▸ SHORT PROBLEM
Copy all records verbatim.

____ ROWS

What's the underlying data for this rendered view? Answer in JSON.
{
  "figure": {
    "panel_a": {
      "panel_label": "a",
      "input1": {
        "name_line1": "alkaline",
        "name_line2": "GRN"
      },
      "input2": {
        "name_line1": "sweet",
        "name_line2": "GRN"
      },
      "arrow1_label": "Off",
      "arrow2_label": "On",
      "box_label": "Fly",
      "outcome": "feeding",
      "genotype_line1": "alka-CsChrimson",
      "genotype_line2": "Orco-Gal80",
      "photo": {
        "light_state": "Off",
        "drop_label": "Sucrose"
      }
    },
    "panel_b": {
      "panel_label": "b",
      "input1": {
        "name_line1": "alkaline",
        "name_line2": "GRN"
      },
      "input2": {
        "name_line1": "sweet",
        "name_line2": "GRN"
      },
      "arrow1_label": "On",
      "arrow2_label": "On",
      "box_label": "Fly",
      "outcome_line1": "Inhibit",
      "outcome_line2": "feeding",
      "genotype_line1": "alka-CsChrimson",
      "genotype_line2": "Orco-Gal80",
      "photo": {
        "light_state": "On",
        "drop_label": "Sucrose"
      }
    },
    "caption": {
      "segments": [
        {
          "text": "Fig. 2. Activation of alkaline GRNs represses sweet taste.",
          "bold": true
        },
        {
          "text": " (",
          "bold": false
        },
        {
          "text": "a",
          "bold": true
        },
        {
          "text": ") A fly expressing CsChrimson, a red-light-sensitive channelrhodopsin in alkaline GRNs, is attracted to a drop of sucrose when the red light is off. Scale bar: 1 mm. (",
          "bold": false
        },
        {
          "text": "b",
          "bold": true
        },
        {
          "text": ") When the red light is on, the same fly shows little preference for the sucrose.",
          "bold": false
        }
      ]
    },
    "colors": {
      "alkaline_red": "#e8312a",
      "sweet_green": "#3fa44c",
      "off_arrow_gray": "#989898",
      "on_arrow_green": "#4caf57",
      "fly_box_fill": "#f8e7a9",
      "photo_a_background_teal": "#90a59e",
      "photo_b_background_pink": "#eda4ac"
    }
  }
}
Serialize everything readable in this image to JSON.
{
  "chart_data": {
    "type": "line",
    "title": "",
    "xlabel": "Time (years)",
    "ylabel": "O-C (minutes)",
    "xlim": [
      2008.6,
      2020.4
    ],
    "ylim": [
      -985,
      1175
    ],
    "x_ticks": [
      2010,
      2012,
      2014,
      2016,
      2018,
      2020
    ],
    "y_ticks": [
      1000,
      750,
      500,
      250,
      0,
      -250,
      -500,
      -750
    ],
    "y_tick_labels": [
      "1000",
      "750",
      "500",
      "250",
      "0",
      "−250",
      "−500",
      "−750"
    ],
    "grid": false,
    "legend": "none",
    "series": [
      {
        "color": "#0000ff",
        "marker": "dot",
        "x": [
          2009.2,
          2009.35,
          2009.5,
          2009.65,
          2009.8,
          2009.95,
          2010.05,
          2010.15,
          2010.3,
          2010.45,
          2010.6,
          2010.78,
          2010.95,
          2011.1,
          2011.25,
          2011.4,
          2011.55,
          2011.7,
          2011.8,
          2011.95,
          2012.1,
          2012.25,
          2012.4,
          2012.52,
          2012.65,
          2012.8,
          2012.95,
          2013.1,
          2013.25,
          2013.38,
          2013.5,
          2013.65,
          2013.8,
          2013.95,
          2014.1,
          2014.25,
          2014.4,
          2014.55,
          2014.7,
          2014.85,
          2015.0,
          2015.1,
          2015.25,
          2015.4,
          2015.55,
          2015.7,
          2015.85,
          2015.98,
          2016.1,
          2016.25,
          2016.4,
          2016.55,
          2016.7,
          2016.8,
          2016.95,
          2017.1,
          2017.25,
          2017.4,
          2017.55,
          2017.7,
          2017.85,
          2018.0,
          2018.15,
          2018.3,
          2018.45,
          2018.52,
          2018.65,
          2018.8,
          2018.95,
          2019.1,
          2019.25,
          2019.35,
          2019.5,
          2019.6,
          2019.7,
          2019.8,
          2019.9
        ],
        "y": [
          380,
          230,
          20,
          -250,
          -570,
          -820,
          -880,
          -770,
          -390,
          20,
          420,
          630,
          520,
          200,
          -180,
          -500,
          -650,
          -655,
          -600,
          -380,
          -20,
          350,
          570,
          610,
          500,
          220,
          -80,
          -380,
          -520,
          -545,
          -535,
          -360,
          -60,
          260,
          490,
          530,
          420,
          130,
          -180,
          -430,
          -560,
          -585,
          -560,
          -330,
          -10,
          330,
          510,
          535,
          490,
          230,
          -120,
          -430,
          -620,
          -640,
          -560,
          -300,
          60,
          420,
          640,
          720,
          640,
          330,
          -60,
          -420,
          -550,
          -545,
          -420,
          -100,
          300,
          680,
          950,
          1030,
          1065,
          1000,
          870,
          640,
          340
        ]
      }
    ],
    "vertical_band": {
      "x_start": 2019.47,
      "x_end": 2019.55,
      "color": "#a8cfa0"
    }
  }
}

________

▸ RESPONSE TO THE TASK
What's the underlying data for this rendered view? Answer in JSON.
{
  "figure": {
    "panel_a": {
      "panel_label": "a",
      "input1": {
        "name_line1": "alkaline",
        "name_line2": "GRN"
      },
      "input2": {
        "name_line1": "sweet",
        "name_line2": "GRN"
      },
      "arrow1_label": "Off",
      "arrow2_label": "On",
      "box_label": "Fly",
      "outcome": "feeding",
      "genotype_line1": "alka-CsChrimson",
      "genotype_line2": "Orco-Gal80",
      "photo": {
        "light_state": "Off",
        "drop_label": "Sucrose"
      }
    },
    "panel_b": {
      "panel_label": "b",
      "input1": {
        "name_line1": "alkaline",
        "name_line2": "GRN"
      },
      "input2": {
        "name_line1": "sweet",
        "name_line2": "GRN"
      },
      "arrow1_label": "On",
      "arrow2_label": "On",
      "box_label": "Fly",
      "outcome_line1": "Inhibit",
      "outcome_line2": "feeding",
      "genotype_line1": "alka-CsChrimson",
      "genotype_line2": "Orco-Gal80",
      "photo": {
        "light_state": "On",
        "drop_label": "Sucrose"
      }
    },
    "caption": {
      "segments": [
        {
          "text": "Fig. 2. Activation of alkaline GRNs represses sweet taste.",
          "bold": true
        },
        {
          "text": " (",
          "bold": false
        },
        {
          "text": "a",
          "bold": true
        },
        {
          "text": ") A fly expressing CsChrimson, a red-light-sensitive channelrhodopsin in alkaline GRNs, is attracted to a drop of sucrose when the red light is off. Scale bar: 1 mm. (",
          "bold": false
        },
        {
          "text": "b",
          "bold": true
        },
        {
          "text": ") When the red light is on, the same fly shows little preference for the sucrose.",
          "bold": false
        }
      ]
    },
    "colors": {
      "alkaline_red": "#e8312a",
      "sweet_green": "#3fa44c",
      "off_arrow_gray": "#989898",
      "on_arrow_green": "#4caf57",
      "fly_box_fill": "#f8e7a9",
      "photo_a_background_teal": "#90a59e",
      "photo_b_background_pink": "#eda4ac"
    }
  }
}
Serialize everything readable in this image to JSON.
{
  "chart_data": {
    "type": "line",
    "title": "",
    "xlabel": "Time (years)",
    "ylabel": "O-C (minutes)",
    "xlim": [
      2008.6,
      2020.4
    ],
    "ylim": [
      -985,
      1175
    ],
    "x_ticks": [
      2010,
      2012,
      2014,
      2016,
      2018,
      2020
    ],
    "y_ticks": [
      1000,
      750,
      500,
      250,
      0,
      -250,
      -500,
      -750
    ],
    "y_tick_labels": [
      "1000",
      "750",
      "500",
      "250",
      "0",
      "−250",
      "−500",
      "−750"
    ],
    "grid": false,
    "legend": "none",
    "series": [
      {
        "color": "#0000ff",
        "marker": "dot",
        "x": [
          2009.2,
          2009.35,
          2009.5,
          2009.65,
          2009.8,
          2009.95,
          2010.05,
          2010.15,
          2010.3,
          2010.45,
          2010.6,
          2010.78,
          2010.95,
          2011.1,
          2011.25,
          2011.4,
          2011.55,
          2011.7,
          2011.8,
          2011.95,
          2012.1,
          2012.25,
          2012.4,
          2012.52,
          2012.65,
          2012.8,
          2012.95,
          2013.1,
          2013.25,
          2013.38,
          2013.5,
          2013.65,
          2013.8,
          2013.95,
          2014.1,
          2014.25,
          2014.4,
          2014.55,
          2014.7,
          2014.85,
          2015.0,
          2015.1,
          2015.25,
          2015.4,
          2015.55,
          2015.7,
          2015.85,
          2015.98,
          2016.1,
          2016.25,
          2016.4,
          2016.55,
          2016.7,
          2016.8,
          2016.95,
          2017.1,
          2017.25,
          2017.4,
          2017.55,
          2017.7,
          2017.85,
          2018.0,
          2018.15,
          2018.3,
          2018.45,
          2018.52,
          2018.65,
          2018.8,
          2018.95,
          2019.1,
          2019.25,
          2019.35,
          2019.5,
          2019.6,
          2019.7,
          2019.8,
          2019.9
        ],
        "y": [
          380,
          230,
          20,
          -250,
          -570,
          -820,
          -880,
          -770,
          -390,
          20,
          420,
          630,
          520,
          200,
          -180,
          -500,
          -650,
          -655,
          -600,
          -380,
          -20,
          350,
          570,
          610,
          500,
          220,
          -80,
          -380,
          -520,
          -545,
          -535,
          -360,
          -60,
          260,
          490,
          530,
          420,
          130,
          -180,
          -430,
          -560,
          -585,
          -560,
          -330,
          -10,
          330,
          510,
          535,
          490,
          230,
          -120,
          -430,
          -620,
          -640,
          -560,
          -300,
          60,
          420,
          640,
          720,
          640,
          330,
          -60,
          -420,
          -550,
          -545,
          -420,
          -100,
          300,
          680,
          950,
          1030,
          1065,
          1000,
          870,
          640,
          340
        ]
      }
    ],
    "vertical_band": {
      "x_start": 2019.47,
      "x_end": 2019.55,
      "color": "#a8cfa0"
    }
  }
}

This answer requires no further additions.